**Exercise**
Write the data out again, exactly as given.

**Data supplied**

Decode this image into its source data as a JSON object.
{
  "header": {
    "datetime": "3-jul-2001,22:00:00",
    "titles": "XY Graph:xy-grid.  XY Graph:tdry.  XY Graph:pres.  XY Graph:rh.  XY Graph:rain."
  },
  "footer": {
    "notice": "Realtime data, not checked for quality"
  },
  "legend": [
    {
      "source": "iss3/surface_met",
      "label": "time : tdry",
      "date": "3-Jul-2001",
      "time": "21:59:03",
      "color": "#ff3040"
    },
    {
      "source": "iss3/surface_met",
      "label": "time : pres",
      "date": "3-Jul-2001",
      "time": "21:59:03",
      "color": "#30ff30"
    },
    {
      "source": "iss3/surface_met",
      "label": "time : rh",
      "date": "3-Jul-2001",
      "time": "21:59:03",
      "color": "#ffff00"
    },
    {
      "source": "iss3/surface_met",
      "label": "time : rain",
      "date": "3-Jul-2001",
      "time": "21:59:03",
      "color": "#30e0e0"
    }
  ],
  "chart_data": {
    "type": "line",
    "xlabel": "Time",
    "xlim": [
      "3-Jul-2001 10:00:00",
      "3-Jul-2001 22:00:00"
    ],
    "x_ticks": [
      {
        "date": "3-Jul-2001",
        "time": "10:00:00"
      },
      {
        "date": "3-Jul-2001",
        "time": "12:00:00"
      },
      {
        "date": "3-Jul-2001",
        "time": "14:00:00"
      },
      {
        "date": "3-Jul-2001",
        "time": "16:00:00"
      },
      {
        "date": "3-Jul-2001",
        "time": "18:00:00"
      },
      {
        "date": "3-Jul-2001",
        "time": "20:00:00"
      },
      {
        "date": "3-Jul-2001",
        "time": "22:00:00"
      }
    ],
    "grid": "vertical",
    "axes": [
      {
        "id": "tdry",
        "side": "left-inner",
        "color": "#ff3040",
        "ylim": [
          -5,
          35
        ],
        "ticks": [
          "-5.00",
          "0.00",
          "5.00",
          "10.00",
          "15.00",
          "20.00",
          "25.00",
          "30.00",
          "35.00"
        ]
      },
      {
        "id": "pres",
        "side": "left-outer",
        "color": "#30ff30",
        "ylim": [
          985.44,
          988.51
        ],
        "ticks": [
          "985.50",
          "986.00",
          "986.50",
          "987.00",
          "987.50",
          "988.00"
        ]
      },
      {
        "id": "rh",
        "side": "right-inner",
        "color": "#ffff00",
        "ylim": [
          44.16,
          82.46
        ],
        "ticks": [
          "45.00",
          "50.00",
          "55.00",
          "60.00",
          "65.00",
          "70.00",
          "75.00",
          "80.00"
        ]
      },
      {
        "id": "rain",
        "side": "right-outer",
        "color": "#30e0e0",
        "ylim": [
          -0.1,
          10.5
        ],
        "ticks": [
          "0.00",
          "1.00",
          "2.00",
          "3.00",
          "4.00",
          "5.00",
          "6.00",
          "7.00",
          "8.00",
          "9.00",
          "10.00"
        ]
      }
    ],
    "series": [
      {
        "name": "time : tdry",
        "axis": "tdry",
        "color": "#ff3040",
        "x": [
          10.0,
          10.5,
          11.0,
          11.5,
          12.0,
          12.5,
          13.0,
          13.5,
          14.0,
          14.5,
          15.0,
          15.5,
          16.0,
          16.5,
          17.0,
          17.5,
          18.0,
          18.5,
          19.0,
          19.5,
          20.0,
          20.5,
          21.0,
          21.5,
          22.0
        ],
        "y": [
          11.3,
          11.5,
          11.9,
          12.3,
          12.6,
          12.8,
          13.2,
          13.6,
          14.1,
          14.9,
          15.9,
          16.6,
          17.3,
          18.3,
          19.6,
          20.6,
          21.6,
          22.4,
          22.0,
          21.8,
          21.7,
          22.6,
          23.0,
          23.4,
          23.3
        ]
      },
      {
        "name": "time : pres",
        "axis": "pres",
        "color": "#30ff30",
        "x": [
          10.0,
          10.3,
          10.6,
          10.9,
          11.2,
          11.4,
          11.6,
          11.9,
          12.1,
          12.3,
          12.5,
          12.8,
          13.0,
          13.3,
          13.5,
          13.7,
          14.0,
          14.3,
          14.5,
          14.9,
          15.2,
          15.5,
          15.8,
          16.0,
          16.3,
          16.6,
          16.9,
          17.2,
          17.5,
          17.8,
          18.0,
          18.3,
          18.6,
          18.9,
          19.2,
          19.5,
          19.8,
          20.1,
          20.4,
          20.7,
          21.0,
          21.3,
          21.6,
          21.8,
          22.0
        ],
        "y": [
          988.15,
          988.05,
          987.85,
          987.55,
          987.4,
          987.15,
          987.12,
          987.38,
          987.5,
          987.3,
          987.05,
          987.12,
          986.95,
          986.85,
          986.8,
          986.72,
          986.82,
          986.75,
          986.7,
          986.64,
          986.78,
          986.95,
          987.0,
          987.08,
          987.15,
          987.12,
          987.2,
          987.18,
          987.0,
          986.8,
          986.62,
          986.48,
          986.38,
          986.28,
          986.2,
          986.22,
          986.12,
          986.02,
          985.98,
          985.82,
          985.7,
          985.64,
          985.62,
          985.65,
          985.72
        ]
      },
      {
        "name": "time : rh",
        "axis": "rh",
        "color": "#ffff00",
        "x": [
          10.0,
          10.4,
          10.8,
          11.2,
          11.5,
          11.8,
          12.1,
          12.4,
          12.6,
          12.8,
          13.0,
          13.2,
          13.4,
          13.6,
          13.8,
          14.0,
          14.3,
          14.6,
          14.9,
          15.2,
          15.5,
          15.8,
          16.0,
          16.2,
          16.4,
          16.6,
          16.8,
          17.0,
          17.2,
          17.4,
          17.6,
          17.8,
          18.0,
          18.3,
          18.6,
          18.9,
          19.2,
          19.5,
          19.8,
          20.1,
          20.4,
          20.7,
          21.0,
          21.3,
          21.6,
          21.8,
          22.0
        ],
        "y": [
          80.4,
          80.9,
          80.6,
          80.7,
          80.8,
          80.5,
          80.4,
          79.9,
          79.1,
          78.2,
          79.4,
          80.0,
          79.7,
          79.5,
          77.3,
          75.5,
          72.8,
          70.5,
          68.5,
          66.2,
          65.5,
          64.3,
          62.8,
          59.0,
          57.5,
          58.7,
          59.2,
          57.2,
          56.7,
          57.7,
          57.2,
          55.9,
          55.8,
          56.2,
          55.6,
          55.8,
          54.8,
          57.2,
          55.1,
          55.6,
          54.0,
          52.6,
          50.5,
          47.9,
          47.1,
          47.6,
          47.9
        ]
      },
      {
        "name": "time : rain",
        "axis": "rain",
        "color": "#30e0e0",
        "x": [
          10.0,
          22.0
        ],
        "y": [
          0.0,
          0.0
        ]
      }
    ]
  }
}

**Finished answer**
Decode this image into its source data as a JSON object.
{
  "header": {
    "datetime": "3-jul-2001,22:00:00",
    "titles": "XY Graph:xy-grid.  XY Graph:tdry.  XY Graph:pres.  XY Graph:rh.  XY Graph:rain."
  },
  "footer": {
    "notice": "Realtime data, not checked for quality"
  },
  "legend": [
    {
      "source": "iss3/surface_met",
      "label": "time : tdry",
      "date": "3-Jul-2001",
      "time": "21:59:03",
      "color": "#ff3040"
    },
    {
      "source": "iss3/surface_met",
      "label": "time : pres",
      "date": "3-Jul-2001",
      "time": "21:59:03",
      "color": "#30ff30"
    },
    {
      "source": "iss3/surface_met",
      "label": "time : rh",
      "date": "3-Jul-2001",
      "time": "21:59:03",
      "color": "#ffff00"
    },
    {
      "source": "iss3/surface_met",
      "label": "time : rain",
      "date": "3-Jul-2001",
      "time": "21:59:03",
      "color": "#30e0e0"
    }
  ],
  "chart_data": {
    "type": "line",
    "xlabel": "Time",
    "xlim": [
      "3-Jul-2001 10:00:00",
      "3-Jul-2001 22:00:00"
    ],
    "x_ticks": [
      {
        "date": "3-Jul-2001",
        "time": "10:00:00"
      },
      {
        "date": "3-Jul-2001",
        "time": "12:00:00"
      },
      {
        "date": "3-Jul-2001",
        "time": "14:00:00"
      },
      {
        "date": "3-Jul-2001",
        "time": "16:00:00"
      },
      {
        "date": "3-Jul-2001",
        "time": "18:00:00"
      },
      {
        "date": "3-Jul-2001",
        "time": "20:00:00"
      },
      {
        "date": "3-Jul-2001",
        "time": "22:00:00"
      }
    ],
    "grid": "vertical",
    "axes": [
      {
        "id": "tdry",
        "side": "left-inner",
        "color": "#ff3040",
        "ylim": [
          -5,
          35
        ],
        "ticks": [
          "-5.00",
          "0.00",
          "5.00",
          "10.00",
          "15.00",
          "20.00",
          "25.00",
          "30.00",
          "35.00"
        ]
      },
      {
        "id": "pres",
        "side": "left-outer",
        "color": "#30ff30",
        "ylim": [
          985.44,
          988.51
        ],
        "ticks": [
          "985.50",
          "986.00",
          "986.50",
          "987.00",
          "987.50",
          "988.00"
        ]
      },
      {
        "id": "rh",
        "side": "right-inner",
        "color": "#ffff00",
        "ylim": [
          44.16,
          82.46
        ],
        "ticks": [
          "45.00",
          "50.00",
          "55.00",
          "60.00",
          "65.00",
          "70.00",
          "75.00",
          "80.00"
        ]
      },
      {
        "id": "rain",
        "side": "right-outer",
        "color": "#30e0e0",
        "ylim": [
          -0.1,
          10.5
        ],
        "ticks": [
          "0.00",
          "1.00",
          "2.00",
          "3.00",
          "4.00",
          "5.00",
          "6.00",
          "7.00",
          "8.00",
          "9.00",
          "10.00"
        ]
      }
    ],
    "series": [
      {
        "name": "time : tdry",
        "axis": "tdry",
        "color": "#ff3040",
        "x": [
          10.0,
          10.5,
          11.0,
          11.5,
          12.0,
          12.5,
          13.0,
          13.5,
          14.0,
          14.5,
          15.0,
          15.5,
          16.0,
          16.5,
          17.0,
          17.5,
          18.0,
          18.5,
          19.0,
          19.5,
          20.0,
          20.5,
          21.0,
          21.5,
          22.0
        ],
        "y": [
          11.3,
          11.5,
          11.9,
          12.3,
          12.6,
          12.8,
          13.2,
          13.6,
          14.1,
          14.9,
          15.9,
          16.6,
          17.3,
          18.3,
          19.6,
          20.6,
          21.6,
          22.4,
          22.0,
          21.8,
          21.7,
          22.6,
          23.0,
          23.4,
          23.3
        ]
      },
      {
        "name": "time : pres",
        "axis": "pres",
        "color": "#30ff30",
        "x": [
          10.0,
          10.3,
          10.6,
          10.9,
          11.2,
          11.4,
          11.6,
          11.9,
          12.1,
          12.3,
          12.5,
          12.8,
          13.0,
          13.3,
          13.5,
          13.7,
          14.0,
          14.3,
          14.5,
          14.9,
          15.2,
          15.5,
          15.8,
          16.0,
          16.3,
          16.6,
          16.9,
          17.2,
          17.5,
          17.8,
          18.0,
          18.3,
          18.6,
          18.9,
          19.2,
          19.5,
          19.8,
          20.1,
          20.4,
          20.7,
          21.0,
          21.3,
          21.6,
          21.8,
          22.0
        ],
        "y": [
          988.15,
          988.05,
          987.85,
          987.55,
          987.4,
          987.15,
          987.12,
          987.38,
          987.5,
          987.3,
          987.05,
          987.12,
          986.95,
          986.85,
          986.8,
          986.72,
          986.82,
          986.75,
          986.7,
          986.64,
          986.78,
          986.95,
          987.0,
          987.08,
          987.15,
          987.12,
          987.2,
          987.18,
          987.0,
          986.8,
          986.62,
          986.48,
          986.38,
          986.28,
          986.2,
          986.22,
          986.12,
          986.02,
          985.98,
          985.82,
          985.7,
          985.64,
          985.62,
          985.65,
          985.72
        ]
      },
      {
        "name": "time : rh",
        "axis": "rh",
        "color": "#ffff00",
        "x": [
          10.0,
          10.4,
          10.8,
          11.2,
          11.5,
          11.8,
          12.1,
          12.4,
          12.6,
          12.8,
          13.0,
          13.2,
          13.4,
          13.6,
          13.8,
          14.0,
          14.3,
          14.6,
          14.9,
          15.2,
          15.5,
          15.8,
          16.0,
          16.2,
          16.4,
          16.6,
          16.8,
          17.0,
          17.2,
          17.4,
          17.6,
          17.8,
          18.0,
          18.3,
          18.6,
          18.9,
          19.2,
          19.5,
          19.8,
          20.1,
          20.4,
          20.7,
          21.0,
          21.3,
          21.6,
          21.8,
          22.0
        ],
        "y": [
          80.4,
          80.9,
          80.6,
          80.7,
          80.8,
          80.5,
          80.4,
          79.9,
          79.1,
          78.2,
          79.4,
          80.0,
          79.7,
          79.5,
          77.3,
          75.5,
          72.8,
          70.5,
          68.5,
          66.2,
          65.5,
          64.3,
          62.8,
          59.0,
          57.5,
          58.7,
          59.2,
          57.2,
          56.7,
          57.7,
          57.2,
          55.9,
          55.8,
          56.2,
          55.6,
          55.8,
          54.8,
          57.2,
          55.1,
          55.6,
          54.0,
          52.6,
          50.5,
          47.9,
          47.1,
          47.6,
          47.9
        ]
      },
      {
        "name": "time : rain",
        "axis": "rain",
        "color": "#30e0e0",
        "x": [
          10.0,
          22.0
        ],
        "y": [
          0.0,
          0.0
        ]
      }
    ]
  }
}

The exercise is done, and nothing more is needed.